Your task: From the records below, pull each line that has "title".

Data for processing:
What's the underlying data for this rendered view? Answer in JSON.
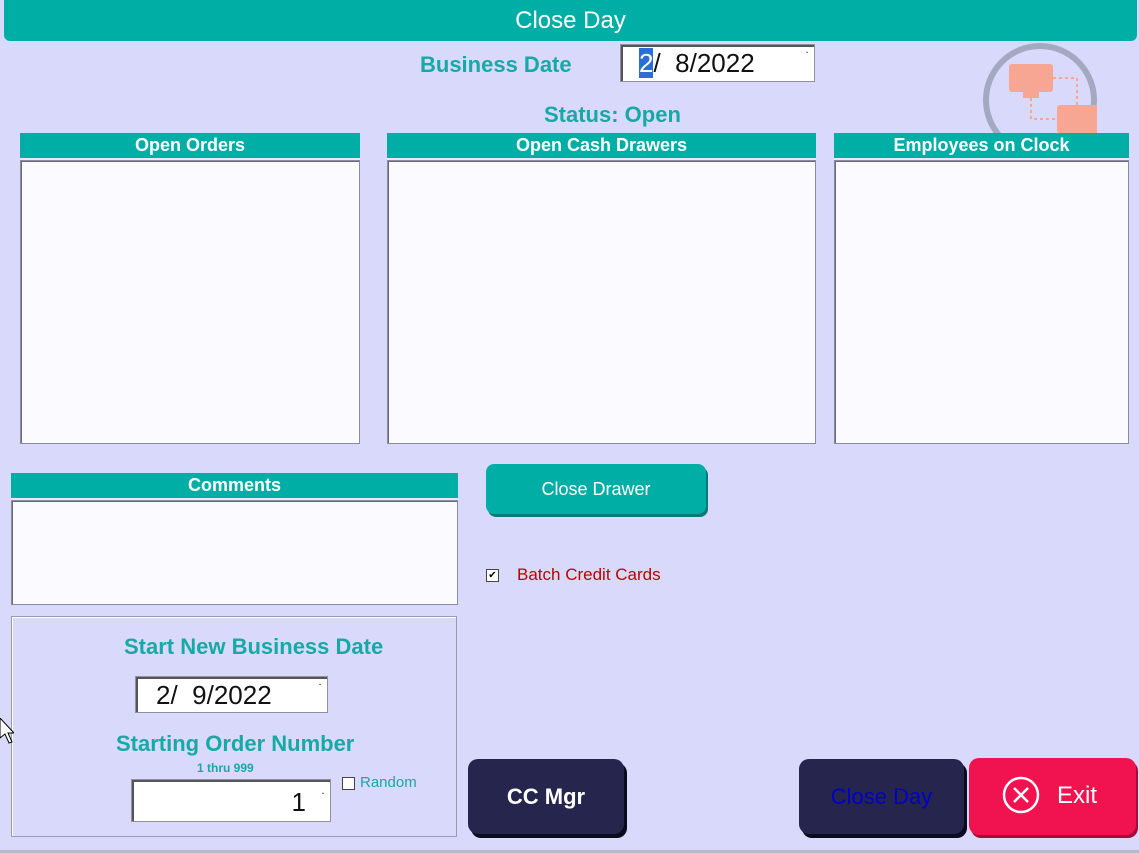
{
  "window": {
    "title": "Close Day"
  },
  "header": {
    "business_date_label": "Business Date",
    "business_date_sel": "2",
    "business_date_rest": "/  8/2022",
    "status": "Status: Open"
  },
  "panels": {
    "open_orders": "Open Orders",
    "open_cash_drawers": "Open Cash Drawers",
    "employees_on_clock": "Employees on Clock",
    "comments": "Comments"
  },
  "buttons": {
    "close_drawer": "Close Drawer",
    "cc_mgr": "CC Mgr",
    "close_day": "Close Day",
    "exit": "Exit"
  },
  "batch_credit_cards": {
    "label": "Batch Credit Cards",
    "checked": true
  },
  "new_business": {
    "title": "Start New Business Date",
    "date": "2/  9/2022",
    "order_label": "Starting Order Number",
    "range": "1 thru 999",
    "order_value": "1",
    "random_label": "Random"
  },
  "colors": {
    "accent": "#00aea6",
    "background": "#d9d9fb",
    "dark_button": "#25254d",
    "exit_button": "#f0134f",
    "batch_text": "#c00000"
  },
  "icons": [
    "remote-connection-icon",
    "close-circle-icon",
    "dropdown-arrow-icon",
    "mouse-cursor-icon"
  ]
}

Completed task:
    "title": "Close Day"
    "title": "Start New Business Date",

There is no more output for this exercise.